What is being asked: Go through the records and extract every line with the word "THỐNG".

## start Task data

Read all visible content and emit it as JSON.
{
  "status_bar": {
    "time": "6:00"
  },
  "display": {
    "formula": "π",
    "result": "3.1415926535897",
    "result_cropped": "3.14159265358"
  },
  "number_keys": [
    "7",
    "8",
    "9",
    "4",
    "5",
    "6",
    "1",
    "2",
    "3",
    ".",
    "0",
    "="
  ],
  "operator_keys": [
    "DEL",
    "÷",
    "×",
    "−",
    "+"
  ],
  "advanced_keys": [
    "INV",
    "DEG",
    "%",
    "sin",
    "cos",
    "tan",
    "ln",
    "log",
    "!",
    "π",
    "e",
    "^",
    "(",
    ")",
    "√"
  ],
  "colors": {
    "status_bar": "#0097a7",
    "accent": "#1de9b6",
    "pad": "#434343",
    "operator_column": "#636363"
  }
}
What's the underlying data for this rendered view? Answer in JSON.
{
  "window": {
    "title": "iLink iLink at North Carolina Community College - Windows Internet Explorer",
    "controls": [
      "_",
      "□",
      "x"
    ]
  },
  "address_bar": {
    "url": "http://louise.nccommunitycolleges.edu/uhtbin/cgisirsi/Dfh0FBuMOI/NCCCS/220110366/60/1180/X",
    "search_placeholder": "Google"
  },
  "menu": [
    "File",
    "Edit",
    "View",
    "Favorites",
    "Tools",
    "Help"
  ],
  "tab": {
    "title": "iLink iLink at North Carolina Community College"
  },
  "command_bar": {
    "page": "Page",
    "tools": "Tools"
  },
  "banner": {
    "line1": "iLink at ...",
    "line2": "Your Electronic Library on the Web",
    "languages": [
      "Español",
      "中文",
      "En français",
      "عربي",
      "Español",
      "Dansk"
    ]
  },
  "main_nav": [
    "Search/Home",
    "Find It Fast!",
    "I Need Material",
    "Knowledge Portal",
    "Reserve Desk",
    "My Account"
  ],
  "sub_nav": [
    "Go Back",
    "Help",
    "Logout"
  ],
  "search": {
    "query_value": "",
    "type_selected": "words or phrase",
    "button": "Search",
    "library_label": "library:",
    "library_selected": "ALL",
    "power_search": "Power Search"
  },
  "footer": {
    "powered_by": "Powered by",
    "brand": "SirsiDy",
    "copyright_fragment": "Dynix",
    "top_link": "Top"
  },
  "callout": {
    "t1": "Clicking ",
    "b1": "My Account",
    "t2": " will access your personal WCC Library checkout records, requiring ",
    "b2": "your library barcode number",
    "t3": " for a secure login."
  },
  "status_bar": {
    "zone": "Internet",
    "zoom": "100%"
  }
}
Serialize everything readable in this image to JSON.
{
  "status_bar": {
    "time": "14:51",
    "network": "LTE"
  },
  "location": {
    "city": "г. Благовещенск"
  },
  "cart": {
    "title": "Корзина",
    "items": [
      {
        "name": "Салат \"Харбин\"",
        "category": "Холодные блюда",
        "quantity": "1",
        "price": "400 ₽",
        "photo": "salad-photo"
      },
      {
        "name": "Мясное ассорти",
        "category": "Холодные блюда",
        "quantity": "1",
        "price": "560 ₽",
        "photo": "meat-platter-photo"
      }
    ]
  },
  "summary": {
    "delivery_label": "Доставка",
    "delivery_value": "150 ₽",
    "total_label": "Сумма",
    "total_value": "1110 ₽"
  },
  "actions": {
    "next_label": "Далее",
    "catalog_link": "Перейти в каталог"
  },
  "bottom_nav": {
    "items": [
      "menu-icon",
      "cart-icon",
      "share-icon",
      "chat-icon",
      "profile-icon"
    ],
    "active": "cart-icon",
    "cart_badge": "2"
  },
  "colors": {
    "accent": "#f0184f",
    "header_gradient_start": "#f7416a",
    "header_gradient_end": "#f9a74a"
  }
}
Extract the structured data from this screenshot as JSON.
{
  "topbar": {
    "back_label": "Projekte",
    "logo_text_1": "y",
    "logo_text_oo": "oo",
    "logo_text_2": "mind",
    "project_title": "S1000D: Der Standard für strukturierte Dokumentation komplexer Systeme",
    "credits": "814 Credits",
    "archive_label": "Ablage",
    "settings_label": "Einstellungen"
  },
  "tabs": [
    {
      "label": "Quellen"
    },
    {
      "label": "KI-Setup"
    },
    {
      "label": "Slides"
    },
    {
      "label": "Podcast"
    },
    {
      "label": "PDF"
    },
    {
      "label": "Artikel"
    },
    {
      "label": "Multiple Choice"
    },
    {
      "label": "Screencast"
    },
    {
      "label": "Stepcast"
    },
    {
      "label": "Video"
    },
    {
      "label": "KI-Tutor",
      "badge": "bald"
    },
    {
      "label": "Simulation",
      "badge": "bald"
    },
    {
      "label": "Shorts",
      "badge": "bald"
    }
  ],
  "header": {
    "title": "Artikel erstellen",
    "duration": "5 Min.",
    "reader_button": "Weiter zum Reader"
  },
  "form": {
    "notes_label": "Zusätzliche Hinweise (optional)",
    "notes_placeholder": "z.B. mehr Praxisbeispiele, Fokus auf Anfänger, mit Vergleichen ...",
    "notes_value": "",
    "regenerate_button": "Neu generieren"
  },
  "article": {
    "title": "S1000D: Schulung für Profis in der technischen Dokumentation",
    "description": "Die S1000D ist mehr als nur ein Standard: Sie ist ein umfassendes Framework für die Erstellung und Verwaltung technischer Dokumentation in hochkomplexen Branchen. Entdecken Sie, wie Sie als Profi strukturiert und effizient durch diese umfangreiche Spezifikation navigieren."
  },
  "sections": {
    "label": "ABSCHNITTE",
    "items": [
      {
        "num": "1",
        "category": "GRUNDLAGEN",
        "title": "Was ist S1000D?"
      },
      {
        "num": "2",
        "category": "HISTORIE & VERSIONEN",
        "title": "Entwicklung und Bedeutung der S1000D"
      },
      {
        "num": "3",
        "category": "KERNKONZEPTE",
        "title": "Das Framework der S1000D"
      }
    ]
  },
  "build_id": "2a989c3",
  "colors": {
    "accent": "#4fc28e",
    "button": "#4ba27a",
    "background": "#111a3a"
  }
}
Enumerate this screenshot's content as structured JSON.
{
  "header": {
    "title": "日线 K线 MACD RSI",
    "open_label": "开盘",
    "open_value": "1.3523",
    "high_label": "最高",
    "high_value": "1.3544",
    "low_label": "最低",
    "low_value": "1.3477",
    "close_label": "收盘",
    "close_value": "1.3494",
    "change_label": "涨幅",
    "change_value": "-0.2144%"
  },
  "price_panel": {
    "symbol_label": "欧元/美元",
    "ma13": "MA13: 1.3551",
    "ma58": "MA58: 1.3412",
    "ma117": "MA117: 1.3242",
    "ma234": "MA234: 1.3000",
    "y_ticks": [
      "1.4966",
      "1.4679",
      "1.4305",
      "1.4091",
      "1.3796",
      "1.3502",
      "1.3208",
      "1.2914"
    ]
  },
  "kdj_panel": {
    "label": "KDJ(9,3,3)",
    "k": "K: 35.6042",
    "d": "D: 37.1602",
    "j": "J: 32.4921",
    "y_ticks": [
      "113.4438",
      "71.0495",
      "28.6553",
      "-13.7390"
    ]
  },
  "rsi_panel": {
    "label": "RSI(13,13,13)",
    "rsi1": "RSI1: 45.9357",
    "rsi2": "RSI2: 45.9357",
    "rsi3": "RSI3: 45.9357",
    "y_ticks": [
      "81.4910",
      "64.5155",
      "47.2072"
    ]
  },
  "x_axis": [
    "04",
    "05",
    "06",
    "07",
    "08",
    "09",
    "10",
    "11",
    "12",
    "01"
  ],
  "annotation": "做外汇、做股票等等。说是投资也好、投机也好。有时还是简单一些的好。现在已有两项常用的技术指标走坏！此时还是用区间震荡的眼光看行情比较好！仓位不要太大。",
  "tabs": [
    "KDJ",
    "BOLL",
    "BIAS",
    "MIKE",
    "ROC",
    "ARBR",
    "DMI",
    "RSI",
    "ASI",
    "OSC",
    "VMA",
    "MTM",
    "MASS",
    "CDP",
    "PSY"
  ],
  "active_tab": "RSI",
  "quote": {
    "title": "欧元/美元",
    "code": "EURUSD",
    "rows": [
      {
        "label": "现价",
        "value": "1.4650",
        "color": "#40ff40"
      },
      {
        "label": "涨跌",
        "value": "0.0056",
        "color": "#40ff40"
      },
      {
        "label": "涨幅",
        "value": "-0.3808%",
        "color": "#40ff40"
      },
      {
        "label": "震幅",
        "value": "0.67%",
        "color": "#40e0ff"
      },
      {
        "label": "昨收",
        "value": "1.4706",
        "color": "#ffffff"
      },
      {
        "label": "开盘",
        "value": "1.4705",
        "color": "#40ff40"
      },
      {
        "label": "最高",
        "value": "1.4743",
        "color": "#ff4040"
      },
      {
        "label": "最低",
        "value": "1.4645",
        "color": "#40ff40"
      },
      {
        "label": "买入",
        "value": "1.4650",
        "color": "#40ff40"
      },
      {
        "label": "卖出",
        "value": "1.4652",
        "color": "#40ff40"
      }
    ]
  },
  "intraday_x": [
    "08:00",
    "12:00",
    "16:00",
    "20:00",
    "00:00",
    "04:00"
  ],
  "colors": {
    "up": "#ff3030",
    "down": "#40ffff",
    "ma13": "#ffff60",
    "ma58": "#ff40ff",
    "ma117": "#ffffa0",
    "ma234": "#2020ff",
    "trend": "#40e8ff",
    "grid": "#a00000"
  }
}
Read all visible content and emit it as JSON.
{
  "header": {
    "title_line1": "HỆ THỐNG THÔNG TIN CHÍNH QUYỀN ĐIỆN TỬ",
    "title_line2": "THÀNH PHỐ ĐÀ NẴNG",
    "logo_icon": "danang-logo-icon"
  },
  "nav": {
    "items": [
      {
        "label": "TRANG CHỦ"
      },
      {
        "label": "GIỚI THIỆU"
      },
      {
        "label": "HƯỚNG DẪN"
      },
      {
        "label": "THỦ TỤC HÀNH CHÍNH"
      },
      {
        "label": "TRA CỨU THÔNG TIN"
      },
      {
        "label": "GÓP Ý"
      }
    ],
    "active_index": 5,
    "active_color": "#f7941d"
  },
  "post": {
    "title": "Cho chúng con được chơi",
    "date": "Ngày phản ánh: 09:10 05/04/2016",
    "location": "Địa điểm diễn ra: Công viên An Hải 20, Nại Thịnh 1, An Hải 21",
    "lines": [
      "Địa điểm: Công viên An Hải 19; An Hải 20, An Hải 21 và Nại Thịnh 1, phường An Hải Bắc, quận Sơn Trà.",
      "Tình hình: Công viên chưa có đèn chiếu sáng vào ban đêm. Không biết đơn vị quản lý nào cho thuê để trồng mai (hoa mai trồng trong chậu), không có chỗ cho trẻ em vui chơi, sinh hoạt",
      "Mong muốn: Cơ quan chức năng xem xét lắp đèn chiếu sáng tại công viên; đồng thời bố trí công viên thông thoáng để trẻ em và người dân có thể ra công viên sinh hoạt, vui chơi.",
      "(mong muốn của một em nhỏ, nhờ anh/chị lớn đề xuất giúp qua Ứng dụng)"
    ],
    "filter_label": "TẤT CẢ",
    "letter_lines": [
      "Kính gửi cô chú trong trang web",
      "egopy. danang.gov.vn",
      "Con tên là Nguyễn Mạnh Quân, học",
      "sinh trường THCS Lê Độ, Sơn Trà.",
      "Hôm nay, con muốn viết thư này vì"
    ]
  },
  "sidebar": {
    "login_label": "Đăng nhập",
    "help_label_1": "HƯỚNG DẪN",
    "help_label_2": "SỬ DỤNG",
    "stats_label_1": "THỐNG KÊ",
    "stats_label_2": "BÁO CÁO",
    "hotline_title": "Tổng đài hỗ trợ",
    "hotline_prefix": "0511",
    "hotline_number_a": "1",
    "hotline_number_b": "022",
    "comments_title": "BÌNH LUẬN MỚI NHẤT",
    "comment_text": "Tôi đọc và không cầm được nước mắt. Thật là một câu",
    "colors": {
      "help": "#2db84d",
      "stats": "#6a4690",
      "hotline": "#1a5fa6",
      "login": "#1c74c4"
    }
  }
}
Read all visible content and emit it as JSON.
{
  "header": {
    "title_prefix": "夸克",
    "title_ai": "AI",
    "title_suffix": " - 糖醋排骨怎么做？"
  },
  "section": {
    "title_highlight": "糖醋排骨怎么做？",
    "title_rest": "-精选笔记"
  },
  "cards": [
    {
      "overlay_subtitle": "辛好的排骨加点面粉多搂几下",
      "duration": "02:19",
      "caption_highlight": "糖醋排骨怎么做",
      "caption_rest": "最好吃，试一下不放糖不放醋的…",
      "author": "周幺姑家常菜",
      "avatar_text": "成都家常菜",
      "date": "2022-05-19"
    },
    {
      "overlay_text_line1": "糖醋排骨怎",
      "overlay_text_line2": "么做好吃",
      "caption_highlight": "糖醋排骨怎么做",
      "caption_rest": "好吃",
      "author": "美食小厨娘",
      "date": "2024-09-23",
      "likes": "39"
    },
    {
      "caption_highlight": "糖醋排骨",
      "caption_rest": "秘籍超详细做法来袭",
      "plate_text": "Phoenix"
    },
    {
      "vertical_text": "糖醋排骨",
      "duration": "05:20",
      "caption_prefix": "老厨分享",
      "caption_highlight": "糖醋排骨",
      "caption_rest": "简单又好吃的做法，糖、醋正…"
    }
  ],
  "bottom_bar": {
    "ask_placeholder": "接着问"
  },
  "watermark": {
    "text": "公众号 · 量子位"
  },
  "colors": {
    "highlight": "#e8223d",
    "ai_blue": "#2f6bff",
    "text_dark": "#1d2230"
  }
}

## end Task data

Response below:
    "title_line1": "HỆ THỐNG THÔNG TIN CHÍNH QUYỀN ĐIỆN TỬ",
    "stats_label_1": "THỐNG KÊ",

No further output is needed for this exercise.